Instruction: Identify all lines in the data containing the string "Duration". Copy them out.
## Start
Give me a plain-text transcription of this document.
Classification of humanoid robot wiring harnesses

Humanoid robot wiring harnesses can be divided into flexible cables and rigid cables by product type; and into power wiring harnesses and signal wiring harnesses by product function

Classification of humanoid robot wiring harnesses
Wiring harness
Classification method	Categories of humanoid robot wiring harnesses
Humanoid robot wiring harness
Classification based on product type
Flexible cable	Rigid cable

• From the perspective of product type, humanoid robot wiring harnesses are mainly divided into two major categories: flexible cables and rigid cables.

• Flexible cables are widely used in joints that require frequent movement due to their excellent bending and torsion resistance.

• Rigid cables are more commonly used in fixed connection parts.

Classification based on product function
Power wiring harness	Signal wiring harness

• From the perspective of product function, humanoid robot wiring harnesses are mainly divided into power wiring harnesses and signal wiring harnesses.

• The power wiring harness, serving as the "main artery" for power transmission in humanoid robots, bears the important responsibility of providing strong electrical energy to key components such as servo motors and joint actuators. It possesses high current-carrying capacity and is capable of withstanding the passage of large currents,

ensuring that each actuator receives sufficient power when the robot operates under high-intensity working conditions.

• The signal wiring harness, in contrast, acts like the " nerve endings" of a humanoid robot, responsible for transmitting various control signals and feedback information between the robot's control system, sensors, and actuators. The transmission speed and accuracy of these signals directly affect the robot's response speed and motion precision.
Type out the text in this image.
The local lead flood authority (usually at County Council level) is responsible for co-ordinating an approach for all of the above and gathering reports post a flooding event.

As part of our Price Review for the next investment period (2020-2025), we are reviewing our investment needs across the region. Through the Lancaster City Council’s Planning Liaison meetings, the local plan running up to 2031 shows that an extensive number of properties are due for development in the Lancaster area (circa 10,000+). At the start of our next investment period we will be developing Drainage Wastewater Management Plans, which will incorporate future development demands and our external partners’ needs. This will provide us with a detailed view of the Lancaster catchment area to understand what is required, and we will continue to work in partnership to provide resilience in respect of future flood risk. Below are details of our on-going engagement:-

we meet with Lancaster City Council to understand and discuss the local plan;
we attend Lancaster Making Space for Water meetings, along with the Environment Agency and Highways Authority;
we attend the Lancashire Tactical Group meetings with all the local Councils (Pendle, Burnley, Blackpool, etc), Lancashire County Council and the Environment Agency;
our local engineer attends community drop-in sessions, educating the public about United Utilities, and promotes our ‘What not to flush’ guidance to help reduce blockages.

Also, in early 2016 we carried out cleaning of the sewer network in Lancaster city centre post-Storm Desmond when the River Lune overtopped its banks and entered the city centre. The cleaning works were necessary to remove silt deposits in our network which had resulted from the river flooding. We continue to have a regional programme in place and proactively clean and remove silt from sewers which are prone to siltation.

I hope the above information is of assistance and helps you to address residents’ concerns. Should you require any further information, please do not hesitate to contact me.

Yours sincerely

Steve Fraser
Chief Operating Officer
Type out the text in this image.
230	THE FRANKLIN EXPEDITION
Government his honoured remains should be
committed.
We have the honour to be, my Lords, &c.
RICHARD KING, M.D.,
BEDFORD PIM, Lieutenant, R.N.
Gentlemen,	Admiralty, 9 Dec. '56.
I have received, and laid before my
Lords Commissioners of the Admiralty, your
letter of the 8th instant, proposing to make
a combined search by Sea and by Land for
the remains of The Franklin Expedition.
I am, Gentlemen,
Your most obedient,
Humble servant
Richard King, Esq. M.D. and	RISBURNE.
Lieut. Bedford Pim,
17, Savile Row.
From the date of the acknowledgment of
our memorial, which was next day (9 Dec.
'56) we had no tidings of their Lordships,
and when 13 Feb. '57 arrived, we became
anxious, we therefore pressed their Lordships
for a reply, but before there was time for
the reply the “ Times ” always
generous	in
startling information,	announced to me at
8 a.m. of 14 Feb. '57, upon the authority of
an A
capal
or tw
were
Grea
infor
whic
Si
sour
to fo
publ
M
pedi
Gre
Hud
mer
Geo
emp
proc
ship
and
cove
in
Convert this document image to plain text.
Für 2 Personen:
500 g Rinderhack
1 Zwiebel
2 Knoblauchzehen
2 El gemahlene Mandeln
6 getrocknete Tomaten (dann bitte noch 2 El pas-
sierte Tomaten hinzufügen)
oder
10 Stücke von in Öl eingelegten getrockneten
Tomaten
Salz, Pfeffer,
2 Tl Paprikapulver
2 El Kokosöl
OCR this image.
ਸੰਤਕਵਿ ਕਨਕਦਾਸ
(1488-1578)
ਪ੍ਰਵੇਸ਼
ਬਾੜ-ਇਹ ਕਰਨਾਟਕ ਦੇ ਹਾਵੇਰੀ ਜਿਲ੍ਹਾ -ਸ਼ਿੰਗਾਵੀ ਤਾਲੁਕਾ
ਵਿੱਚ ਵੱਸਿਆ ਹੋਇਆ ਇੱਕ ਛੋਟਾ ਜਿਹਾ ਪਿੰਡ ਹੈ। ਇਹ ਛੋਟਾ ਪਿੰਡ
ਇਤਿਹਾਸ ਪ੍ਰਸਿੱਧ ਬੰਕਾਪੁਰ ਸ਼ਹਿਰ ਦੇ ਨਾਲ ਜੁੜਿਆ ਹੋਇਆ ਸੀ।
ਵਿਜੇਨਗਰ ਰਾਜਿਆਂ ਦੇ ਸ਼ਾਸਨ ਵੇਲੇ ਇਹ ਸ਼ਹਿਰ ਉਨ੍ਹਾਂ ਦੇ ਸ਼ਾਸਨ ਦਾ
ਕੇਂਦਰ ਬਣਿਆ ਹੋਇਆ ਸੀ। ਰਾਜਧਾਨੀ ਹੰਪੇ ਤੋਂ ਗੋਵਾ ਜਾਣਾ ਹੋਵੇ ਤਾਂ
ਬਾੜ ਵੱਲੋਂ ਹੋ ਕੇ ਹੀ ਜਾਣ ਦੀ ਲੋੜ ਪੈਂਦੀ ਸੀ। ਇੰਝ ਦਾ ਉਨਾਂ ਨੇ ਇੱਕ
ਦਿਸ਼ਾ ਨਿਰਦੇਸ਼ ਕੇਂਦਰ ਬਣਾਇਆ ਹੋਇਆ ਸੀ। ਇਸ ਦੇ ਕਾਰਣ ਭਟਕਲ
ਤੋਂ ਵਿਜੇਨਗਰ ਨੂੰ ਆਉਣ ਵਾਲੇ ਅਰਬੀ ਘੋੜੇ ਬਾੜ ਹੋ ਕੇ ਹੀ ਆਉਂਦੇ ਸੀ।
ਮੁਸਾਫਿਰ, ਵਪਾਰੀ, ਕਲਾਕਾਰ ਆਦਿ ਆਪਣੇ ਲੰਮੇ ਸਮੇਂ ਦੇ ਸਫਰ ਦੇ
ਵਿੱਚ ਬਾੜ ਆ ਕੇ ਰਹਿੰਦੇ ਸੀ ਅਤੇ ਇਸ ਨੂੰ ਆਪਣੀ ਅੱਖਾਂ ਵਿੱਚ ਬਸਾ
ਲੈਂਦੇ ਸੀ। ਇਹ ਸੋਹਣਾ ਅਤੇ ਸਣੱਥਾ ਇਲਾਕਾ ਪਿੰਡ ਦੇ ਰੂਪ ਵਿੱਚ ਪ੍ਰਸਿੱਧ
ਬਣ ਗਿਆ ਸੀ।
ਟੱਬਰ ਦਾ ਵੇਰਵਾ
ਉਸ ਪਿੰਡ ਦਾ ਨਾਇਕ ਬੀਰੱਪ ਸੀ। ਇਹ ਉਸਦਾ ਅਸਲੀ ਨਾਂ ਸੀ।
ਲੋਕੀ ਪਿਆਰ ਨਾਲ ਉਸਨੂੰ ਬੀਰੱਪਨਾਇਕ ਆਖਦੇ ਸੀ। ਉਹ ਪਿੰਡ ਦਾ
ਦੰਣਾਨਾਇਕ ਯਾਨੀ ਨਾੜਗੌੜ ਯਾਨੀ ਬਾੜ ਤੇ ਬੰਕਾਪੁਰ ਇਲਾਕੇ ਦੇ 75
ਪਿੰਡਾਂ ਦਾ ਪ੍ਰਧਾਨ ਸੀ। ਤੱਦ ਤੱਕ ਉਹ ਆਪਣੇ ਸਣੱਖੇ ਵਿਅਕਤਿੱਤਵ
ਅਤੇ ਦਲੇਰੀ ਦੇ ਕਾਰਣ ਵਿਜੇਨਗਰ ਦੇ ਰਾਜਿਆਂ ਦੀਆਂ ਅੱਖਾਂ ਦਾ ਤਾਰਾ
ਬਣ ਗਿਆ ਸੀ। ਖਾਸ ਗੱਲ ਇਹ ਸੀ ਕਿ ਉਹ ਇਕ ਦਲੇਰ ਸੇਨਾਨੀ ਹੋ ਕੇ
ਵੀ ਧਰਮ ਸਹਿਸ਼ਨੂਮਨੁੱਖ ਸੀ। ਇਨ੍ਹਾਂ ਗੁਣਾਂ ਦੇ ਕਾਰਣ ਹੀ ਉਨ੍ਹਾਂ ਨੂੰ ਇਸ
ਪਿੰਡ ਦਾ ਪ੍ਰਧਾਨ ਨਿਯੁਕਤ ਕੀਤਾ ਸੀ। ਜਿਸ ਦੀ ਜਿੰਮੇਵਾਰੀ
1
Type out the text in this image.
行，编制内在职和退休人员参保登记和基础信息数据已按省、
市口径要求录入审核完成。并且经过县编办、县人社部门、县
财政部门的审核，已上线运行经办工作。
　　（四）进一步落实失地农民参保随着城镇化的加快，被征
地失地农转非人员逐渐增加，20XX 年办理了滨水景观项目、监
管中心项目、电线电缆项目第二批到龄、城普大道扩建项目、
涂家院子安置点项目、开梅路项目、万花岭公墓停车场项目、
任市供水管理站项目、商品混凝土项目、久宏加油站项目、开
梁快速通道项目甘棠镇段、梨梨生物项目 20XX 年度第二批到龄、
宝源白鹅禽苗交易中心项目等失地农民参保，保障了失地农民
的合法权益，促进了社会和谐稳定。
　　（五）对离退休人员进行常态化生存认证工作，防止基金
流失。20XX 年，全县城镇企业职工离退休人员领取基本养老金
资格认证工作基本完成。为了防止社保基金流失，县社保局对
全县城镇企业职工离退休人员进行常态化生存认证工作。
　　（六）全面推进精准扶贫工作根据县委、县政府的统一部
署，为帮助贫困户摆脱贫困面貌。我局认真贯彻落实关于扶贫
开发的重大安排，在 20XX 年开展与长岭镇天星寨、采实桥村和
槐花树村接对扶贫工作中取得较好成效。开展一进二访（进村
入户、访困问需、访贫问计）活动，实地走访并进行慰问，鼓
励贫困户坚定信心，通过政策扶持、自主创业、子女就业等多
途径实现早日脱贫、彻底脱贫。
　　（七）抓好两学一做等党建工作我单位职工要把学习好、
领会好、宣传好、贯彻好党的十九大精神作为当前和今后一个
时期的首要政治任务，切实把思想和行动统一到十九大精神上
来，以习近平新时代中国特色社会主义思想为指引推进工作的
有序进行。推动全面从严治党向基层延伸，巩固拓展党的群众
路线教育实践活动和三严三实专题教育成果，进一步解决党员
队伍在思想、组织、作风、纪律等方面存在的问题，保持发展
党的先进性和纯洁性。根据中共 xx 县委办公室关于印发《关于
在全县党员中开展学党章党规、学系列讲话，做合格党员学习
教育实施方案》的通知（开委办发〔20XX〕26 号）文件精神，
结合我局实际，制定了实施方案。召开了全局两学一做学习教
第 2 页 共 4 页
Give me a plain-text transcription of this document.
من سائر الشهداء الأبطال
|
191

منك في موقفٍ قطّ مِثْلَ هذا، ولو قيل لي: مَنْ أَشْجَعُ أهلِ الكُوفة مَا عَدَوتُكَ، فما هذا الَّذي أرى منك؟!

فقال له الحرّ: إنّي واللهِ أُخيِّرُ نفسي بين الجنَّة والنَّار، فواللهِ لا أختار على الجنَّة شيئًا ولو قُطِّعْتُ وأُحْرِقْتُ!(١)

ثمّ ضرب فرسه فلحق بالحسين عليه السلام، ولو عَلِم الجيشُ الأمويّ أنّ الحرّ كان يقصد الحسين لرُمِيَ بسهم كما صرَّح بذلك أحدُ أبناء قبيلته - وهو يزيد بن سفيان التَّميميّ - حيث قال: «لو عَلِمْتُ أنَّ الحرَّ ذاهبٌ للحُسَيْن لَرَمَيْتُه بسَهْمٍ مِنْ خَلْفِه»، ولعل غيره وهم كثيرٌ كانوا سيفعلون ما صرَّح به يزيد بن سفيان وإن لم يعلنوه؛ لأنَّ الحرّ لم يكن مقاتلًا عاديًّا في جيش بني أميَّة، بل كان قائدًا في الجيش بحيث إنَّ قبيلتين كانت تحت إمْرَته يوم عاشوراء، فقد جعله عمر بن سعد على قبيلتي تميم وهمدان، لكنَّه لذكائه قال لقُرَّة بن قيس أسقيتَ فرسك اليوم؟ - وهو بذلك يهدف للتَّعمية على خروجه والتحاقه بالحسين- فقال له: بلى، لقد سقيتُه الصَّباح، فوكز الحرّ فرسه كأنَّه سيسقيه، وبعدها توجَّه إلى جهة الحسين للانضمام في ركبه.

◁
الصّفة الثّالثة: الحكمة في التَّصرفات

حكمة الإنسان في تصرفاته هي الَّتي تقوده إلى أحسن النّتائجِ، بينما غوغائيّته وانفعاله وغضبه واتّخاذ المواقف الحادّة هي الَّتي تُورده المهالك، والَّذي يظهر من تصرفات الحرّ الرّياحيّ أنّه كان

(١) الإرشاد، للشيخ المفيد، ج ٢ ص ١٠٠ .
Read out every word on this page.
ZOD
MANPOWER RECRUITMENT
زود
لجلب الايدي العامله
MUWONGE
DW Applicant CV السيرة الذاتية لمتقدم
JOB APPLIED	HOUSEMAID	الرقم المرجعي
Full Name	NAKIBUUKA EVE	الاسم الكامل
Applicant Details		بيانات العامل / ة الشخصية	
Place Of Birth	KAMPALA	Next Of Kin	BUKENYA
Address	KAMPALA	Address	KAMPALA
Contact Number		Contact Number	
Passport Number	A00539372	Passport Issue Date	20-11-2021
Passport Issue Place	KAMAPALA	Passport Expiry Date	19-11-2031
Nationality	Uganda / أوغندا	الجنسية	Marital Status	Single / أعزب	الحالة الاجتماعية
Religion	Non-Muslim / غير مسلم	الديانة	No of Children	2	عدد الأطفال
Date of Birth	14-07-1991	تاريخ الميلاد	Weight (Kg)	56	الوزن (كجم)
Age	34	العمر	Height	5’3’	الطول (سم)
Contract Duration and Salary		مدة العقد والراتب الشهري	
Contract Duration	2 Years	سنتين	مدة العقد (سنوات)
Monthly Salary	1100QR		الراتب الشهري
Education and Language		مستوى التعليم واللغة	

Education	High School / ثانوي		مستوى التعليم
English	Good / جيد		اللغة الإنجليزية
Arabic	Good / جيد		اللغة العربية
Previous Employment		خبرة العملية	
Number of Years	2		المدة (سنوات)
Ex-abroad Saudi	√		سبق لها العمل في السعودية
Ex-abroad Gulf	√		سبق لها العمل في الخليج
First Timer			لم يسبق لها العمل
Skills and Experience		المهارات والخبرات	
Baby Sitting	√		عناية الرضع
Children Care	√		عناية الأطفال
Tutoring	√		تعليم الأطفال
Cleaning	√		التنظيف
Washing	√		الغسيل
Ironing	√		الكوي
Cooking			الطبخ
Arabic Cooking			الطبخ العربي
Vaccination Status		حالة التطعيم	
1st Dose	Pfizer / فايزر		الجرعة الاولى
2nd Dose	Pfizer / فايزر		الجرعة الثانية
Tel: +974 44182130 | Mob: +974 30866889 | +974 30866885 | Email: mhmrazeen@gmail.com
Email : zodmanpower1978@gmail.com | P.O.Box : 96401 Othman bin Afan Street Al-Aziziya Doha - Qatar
## End
Finished answer:
Contract Duration and Salary		مدة العقد والراتب الشهري	
Contract Duration	2 Years	سنتين	مدة العقد (سنوات)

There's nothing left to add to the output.